◆ **Entries supplied**:
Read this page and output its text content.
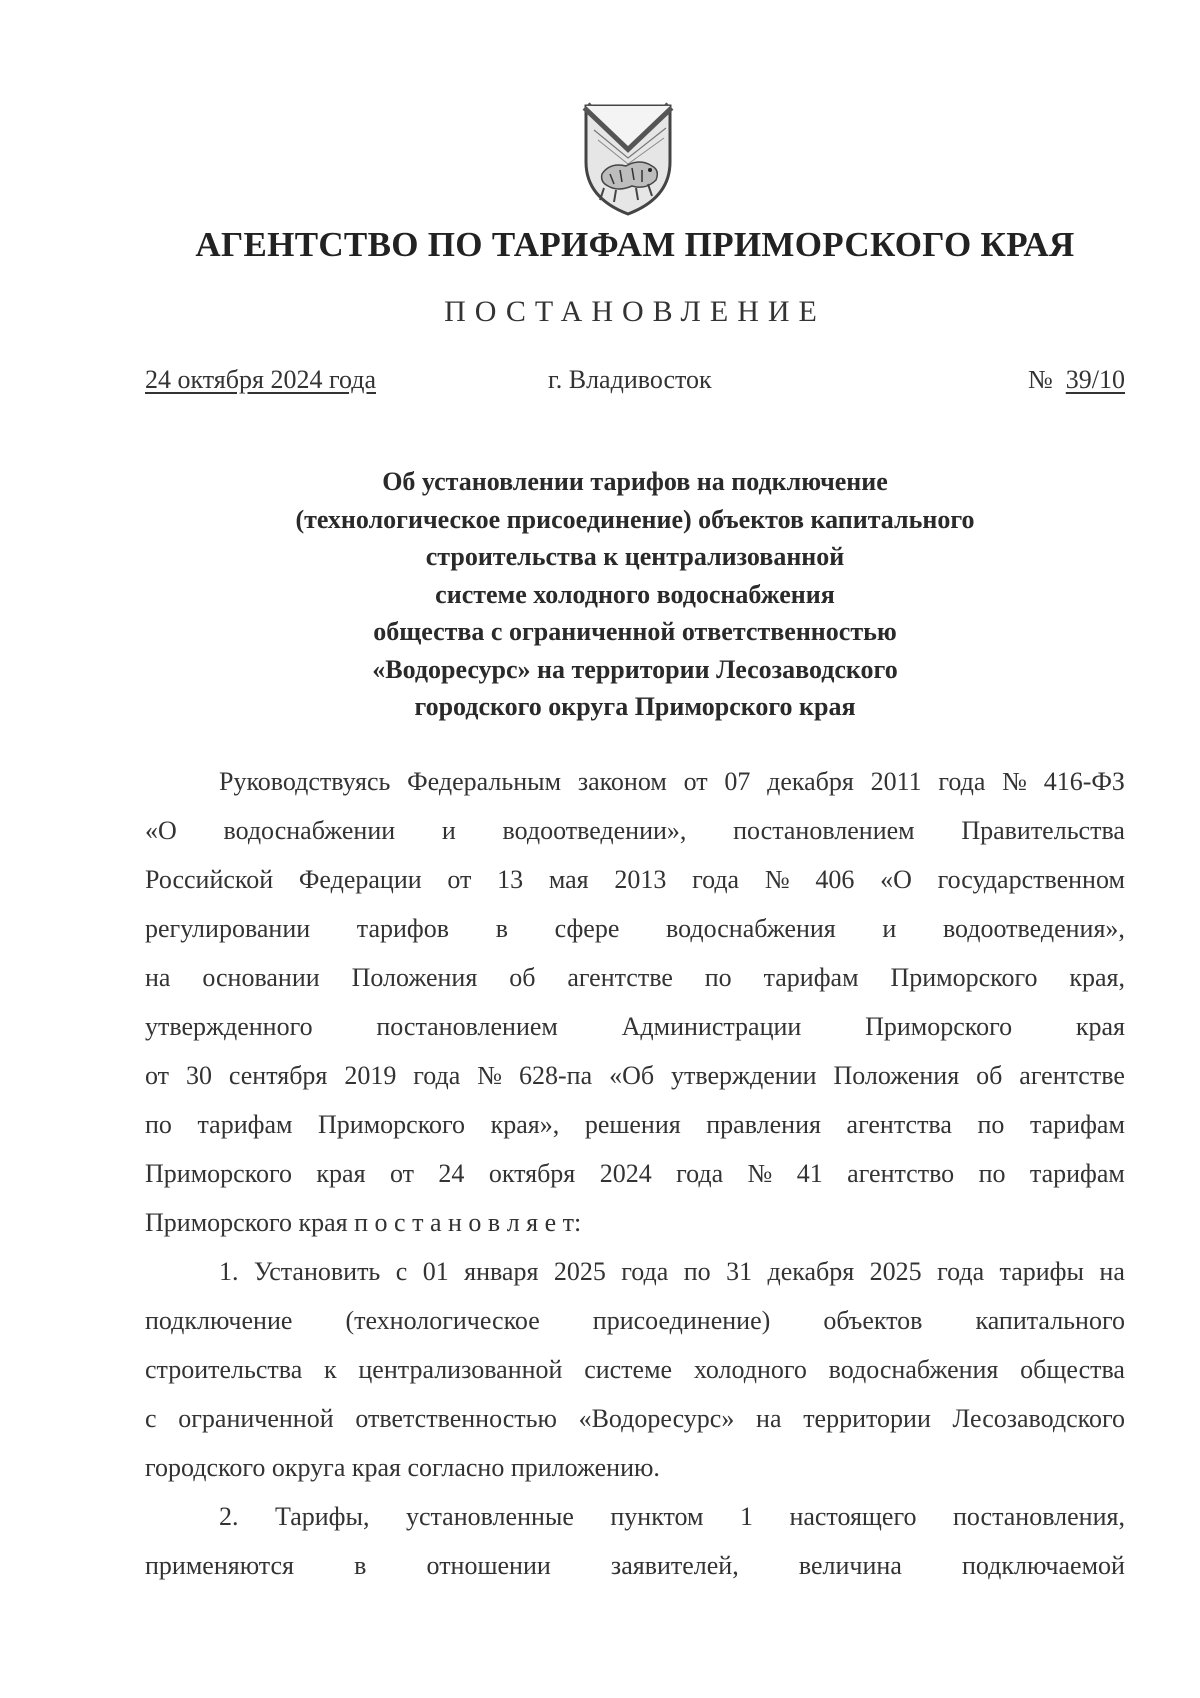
АГЕНТСТВО ПО ТАРИФАМ ПРИМОРСКОГО КРАЯ
ПОСТАНОВЛЕНИЕ
24 октября 2024 года	г. Владивосток	№ 39/10
Об установлении тарифов на подключение
(технологическое присоединение) объектов капитального
строительства к централизованной
системе холодного водоснабжения
общества с ограниченной ответственностью
«Водоресурс» на территории Лесозаводского
городского округа Приморского края
Руководствуясь Федеральным законом от 07 декабря 2011 года № 416-ФЗ
«О водоснабжении и водоотведении», постановлением Правительства
Российской Федерации от 13 мая 2013 года № 406 «О государственном
регулировании тарифов в сфере водоснабжения и водоотведения»,
на основании Положения об агентстве по тарифам Приморского края,
утвержденного постановлением Администрации Приморского края
от 30 сентября 2019 года № 628-па «Об утверждении Положения об агентстве
по тарифам Приморского края», решения правления агентства по тарифам
Приморского края от 24 октября 2024 года № 41 агентство по тарифам
Приморского края п о с т а н о в л я е т:
1. Установить с 01 января 2025 года по 31 декабря 2025 года тарифы на
подключение (технологическое присоединение) объектов капитального
строительства к централизованной системе холодного водоснабжения общества
с ограниченной ответственностью «Водоресурс» на территории Лесозаводского
городского округа края согласно приложению.
2. Тарифы, установленные пунктом 1 настоящего постановления,
применяются в отношении заявителей, величина подключаемой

◆ **Written problem**:
Pictures in the records above are not copied; print everything else exactly.

◆ **Task answer**:
Read this page and output its text content.
АГЕНТСТВО ПО ТАРИФАМ ПРИМОРСКОГО КРАЯ
ПОСТАНОВЛЕНИЕ
24 октября 2024 года	г. Владивосток	№ 39/10
Об установлении тарифов на подключение
(технологическое присоединение) объектов капитального
строительства к централизованной
системе холодного водоснабжения
общества с ограниченной ответственностью
«Водоресурс» на территории Лесозаводского
городского округа Приморского края
Руководствуясь Федеральным законом от 07 декабря 2011 года № 416-ФЗ
«О водоснабжении и водоотведении», постановлением Правительства
Российской Федерации от 13 мая 2013 года № 406 «О государственном
регулировании тарифов в сфере водоснабжения и водоотведения»,
на основании Положения об агентстве по тарифам Приморского края,
утвержденного постановлением Администрации Приморского края
от 30 сентября 2019 года № 628-па «Об утверждении Положения об агентстве
по тарифам Приморского края», решения правления агентства по тарифам
Приморского края от 24 октября 2024 года № 41 агентство по тарифам
Приморского края п о с т а н о в л я е т:
1. Установить с 01 января 2025 года по 31 декабря 2025 года тарифы на
подключение (технологическое присоединение) объектов капитального
строительства к централизованной системе холодного водоснабжения общества
с ограниченной ответственностью «Водоресурс» на территории Лесозаводского
городского округа края согласно приложению.
2. Тарифы, установленные пунктом 1 настоящего постановления,
применяются в отношении заявителей, величина подключаемой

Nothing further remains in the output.